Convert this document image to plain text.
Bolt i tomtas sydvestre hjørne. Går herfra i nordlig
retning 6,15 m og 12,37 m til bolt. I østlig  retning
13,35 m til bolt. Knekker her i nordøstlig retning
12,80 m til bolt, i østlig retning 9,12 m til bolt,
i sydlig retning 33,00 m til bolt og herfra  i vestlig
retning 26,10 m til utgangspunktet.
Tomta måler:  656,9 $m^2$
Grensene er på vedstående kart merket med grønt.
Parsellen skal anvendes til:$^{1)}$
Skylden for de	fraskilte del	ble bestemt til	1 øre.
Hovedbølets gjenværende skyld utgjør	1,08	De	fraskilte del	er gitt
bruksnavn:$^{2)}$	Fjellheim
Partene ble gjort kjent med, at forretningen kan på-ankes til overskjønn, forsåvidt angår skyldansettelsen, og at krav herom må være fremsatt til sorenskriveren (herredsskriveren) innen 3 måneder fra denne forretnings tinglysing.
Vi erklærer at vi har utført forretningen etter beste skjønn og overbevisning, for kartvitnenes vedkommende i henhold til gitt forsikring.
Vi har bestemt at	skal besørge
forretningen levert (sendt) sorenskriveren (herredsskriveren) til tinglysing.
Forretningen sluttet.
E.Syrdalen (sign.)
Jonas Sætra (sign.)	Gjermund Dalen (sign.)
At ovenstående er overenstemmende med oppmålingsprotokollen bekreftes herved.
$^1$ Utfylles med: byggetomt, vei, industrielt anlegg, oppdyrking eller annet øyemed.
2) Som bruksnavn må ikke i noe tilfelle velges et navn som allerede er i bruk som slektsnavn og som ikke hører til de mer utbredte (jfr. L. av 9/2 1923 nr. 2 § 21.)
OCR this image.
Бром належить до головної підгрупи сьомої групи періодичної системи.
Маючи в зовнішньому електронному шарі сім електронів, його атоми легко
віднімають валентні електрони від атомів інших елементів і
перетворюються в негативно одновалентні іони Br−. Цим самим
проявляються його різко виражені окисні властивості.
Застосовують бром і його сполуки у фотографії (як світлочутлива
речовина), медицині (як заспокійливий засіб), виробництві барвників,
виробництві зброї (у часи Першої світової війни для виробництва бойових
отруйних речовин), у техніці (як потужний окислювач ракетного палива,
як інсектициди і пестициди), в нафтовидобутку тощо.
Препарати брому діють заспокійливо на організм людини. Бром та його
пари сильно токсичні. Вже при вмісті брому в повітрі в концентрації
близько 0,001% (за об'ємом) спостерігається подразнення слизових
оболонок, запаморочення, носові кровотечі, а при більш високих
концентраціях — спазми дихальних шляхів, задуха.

___

• **Exercise description**: Return every line above that contains the word "fraskilte".

• **Result**:
Skylden for de	fraskilte del	ble bestemt til	1 øre.
Hovedbølets gjenværende skyld utgjør	1,08	De	fraskilte del	er gitt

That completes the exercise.